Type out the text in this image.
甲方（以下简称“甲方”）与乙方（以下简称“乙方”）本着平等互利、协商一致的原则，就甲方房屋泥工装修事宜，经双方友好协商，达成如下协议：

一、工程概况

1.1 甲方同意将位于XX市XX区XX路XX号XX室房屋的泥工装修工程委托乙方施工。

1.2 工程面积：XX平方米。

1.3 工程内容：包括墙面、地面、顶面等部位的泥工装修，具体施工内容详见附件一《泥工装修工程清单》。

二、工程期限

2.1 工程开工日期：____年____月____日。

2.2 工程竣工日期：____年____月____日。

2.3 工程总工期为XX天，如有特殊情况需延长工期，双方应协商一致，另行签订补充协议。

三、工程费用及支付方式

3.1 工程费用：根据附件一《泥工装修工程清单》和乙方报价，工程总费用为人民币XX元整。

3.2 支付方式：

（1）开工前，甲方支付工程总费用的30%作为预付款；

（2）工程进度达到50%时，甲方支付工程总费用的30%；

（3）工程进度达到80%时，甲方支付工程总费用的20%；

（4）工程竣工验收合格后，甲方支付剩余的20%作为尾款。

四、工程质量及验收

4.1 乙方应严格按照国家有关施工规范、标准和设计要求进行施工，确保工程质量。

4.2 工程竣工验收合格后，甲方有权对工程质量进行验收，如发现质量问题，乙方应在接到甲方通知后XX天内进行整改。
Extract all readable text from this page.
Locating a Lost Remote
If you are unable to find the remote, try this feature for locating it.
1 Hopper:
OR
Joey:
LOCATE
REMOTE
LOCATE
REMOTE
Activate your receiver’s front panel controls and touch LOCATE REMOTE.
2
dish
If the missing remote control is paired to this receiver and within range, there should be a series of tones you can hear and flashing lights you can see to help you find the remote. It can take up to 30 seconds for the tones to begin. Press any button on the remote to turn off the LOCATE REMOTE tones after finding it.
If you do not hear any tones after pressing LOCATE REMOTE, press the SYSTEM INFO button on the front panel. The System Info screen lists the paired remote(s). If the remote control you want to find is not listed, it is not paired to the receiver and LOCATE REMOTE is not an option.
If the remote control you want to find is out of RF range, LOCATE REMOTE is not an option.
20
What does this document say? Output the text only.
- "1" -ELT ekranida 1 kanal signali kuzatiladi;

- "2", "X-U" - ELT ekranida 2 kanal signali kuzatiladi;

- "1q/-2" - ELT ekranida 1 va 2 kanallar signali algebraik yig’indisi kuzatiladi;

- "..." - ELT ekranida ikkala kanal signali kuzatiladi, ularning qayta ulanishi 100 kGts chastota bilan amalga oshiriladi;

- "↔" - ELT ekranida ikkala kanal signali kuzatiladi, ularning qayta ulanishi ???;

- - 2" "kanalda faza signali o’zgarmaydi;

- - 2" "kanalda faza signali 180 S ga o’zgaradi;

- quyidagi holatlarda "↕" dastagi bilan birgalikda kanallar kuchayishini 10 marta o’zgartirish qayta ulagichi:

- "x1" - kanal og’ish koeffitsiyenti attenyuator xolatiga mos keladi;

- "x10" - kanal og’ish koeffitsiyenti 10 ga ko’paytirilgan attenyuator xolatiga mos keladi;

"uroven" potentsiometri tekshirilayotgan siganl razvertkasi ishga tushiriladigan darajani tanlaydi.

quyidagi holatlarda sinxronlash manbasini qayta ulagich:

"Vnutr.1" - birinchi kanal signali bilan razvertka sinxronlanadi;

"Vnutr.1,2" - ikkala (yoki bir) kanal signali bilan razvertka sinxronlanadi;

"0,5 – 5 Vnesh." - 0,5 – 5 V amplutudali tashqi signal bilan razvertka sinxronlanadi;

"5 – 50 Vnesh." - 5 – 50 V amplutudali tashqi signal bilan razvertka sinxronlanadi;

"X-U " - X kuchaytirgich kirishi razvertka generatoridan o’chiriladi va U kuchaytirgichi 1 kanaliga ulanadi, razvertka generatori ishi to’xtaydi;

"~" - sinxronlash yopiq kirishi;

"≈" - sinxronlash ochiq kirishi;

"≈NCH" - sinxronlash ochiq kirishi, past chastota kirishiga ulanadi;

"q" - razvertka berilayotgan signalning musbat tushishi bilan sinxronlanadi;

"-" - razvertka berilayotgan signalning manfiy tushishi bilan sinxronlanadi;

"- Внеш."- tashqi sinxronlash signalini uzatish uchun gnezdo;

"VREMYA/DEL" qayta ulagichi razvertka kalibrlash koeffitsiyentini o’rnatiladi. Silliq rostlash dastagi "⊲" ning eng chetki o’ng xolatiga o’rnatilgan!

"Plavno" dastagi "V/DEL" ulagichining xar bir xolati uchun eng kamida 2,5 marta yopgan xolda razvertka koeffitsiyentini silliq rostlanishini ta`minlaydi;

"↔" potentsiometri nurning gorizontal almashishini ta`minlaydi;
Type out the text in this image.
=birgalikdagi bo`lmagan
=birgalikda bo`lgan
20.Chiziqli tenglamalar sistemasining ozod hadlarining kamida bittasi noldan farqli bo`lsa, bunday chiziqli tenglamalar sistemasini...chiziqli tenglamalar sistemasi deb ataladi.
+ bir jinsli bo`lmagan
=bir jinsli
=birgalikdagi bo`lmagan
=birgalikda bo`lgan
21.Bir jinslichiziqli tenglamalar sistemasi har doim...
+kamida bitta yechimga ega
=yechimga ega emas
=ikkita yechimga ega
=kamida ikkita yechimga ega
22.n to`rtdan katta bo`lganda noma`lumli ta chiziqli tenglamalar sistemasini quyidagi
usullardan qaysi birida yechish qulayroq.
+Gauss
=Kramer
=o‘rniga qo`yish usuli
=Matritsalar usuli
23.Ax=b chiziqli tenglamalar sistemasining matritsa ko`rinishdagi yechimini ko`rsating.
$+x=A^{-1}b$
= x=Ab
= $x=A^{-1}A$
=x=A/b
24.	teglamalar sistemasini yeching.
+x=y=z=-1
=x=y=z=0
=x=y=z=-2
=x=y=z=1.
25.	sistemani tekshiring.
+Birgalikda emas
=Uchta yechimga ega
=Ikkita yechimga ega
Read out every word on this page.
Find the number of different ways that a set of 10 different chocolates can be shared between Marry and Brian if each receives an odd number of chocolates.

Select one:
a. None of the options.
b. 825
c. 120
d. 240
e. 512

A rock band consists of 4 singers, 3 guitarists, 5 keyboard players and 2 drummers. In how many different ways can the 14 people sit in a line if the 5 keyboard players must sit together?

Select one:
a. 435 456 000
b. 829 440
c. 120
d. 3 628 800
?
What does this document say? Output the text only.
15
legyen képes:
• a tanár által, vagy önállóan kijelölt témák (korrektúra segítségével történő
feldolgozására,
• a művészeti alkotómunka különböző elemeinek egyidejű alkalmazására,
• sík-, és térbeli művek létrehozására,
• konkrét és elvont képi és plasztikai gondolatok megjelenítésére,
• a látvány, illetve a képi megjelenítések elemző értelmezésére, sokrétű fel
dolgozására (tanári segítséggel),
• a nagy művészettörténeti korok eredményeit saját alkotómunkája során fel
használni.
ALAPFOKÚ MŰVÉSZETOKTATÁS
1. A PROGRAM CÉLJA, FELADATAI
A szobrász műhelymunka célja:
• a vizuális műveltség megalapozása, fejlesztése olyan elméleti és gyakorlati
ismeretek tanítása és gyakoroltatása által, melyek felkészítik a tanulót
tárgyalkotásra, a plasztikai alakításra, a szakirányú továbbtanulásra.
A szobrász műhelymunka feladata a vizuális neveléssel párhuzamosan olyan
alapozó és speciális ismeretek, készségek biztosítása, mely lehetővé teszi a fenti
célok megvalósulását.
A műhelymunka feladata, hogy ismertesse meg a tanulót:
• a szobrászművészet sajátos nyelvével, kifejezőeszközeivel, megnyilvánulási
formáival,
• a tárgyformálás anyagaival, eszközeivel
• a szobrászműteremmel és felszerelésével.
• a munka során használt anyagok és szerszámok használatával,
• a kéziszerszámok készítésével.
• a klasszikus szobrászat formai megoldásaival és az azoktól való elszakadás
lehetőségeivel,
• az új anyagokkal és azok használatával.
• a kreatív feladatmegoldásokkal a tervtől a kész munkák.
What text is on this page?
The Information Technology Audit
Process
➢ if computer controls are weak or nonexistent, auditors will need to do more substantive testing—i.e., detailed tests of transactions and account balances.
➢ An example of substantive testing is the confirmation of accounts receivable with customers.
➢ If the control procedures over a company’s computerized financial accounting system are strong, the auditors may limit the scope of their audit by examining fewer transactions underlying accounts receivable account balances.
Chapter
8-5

---*---

Find every line that has "ochiq" in it, then return those lines.

"≈" - sinxronlash ochiq kirishi;
"≈NCH" - sinxronlash ochiq kirishi, past chastota kirishiga ulanadi;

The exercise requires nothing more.